Start of EXTRACTED RECORDS

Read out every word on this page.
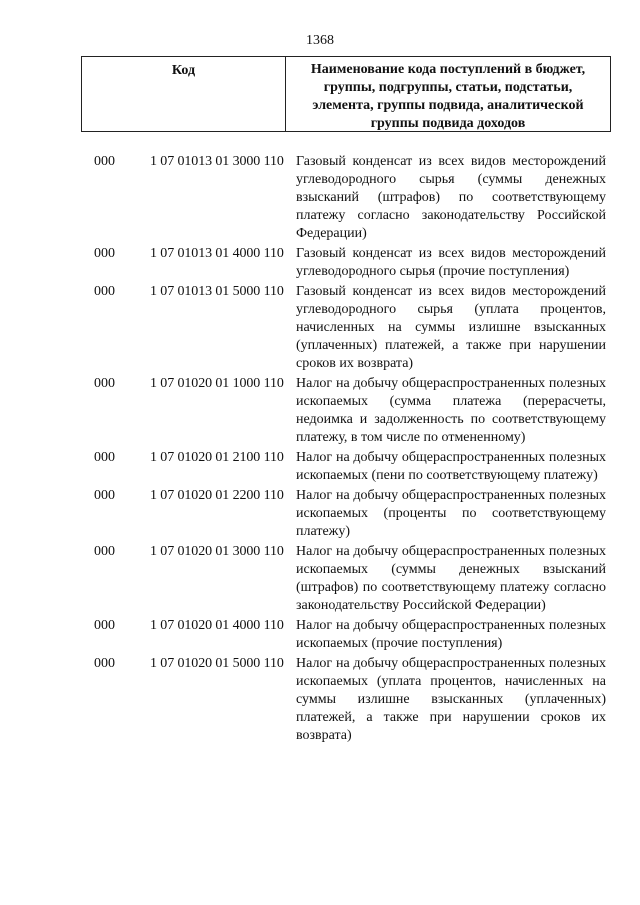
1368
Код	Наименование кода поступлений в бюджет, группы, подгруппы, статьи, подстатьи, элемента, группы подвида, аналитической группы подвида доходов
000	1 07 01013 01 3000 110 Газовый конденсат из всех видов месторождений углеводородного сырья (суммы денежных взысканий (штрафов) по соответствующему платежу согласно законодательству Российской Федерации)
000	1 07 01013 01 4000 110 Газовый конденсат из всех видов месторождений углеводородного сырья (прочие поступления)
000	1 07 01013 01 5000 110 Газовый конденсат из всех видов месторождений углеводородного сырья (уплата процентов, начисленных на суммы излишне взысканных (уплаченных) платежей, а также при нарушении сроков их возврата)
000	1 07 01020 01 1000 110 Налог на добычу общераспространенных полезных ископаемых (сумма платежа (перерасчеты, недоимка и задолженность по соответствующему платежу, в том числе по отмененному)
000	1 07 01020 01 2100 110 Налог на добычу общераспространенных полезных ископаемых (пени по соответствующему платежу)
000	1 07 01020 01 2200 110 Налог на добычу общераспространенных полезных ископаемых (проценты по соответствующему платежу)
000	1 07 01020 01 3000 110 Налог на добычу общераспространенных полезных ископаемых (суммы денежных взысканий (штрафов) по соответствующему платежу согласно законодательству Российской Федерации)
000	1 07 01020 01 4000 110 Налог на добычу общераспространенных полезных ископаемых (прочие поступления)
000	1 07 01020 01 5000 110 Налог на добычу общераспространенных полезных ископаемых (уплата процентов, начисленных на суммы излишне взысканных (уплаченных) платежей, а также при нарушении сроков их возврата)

End of EXTRACTED RECORDS

Transcribe every entry above exactly. Omit all pictures.

■ **FINISHED ANSWER**
Read out every word on this page.
1368
Код	Наименование кода поступлений в бюджет, группы, подгруппы, статьи, подстатьи, элемента, группы подвида, аналитической группы подвида доходов
000	1 07 01013 01 3000 110 Газовый конденсат из всех видов месторождений углеводородного сырья (суммы денежных взысканий (штрафов) по соответствующему платежу согласно законодательству Российской Федерации)
000	1 07 01013 01 4000 110 Газовый конденсат из всех видов месторождений углеводородного сырья (прочие поступления)
000	1 07 01013 01 5000 110 Газовый конденсат из всех видов месторождений углеводородного сырья (уплата процентов, начисленных на суммы излишне взысканных (уплаченных) платежей, а также при нарушении сроков их возврата)
000	1 07 01020 01 1000 110 Налог на добычу общераспространенных полезных ископаемых (сумма платежа (перерасчеты, недоимка и задолженность по соответствующему платежу, в том числе по отмененному)
000	1 07 01020 01 2100 110 Налог на добычу общераспространенных полезных ископаемых (пени по соответствующему платежу)
000	1 07 01020 01 2200 110 Налог на добычу общераспространенных полезных ископаемых (проценты по соответствующему платежу)
000	1 07 01020 01 3000 110 Налог на добычу общераспространенных полезных ископаемых (суммы денежных взысканий (штрафов) по соответствующему платежу согласно законодательству Российской Федерации)
000	1 07 01020 01 4000 110 Налог на добычу общераспространенных полезных ископаемых (прочие поступления)
000	1 07 01020 01 5000 110 Налог на добычу общераспространенных полезных ископаемых (уплата процентов, начисленных на суммы излишне взысканных (уплаченных) платежей, а также при нарушении сроков их возврата)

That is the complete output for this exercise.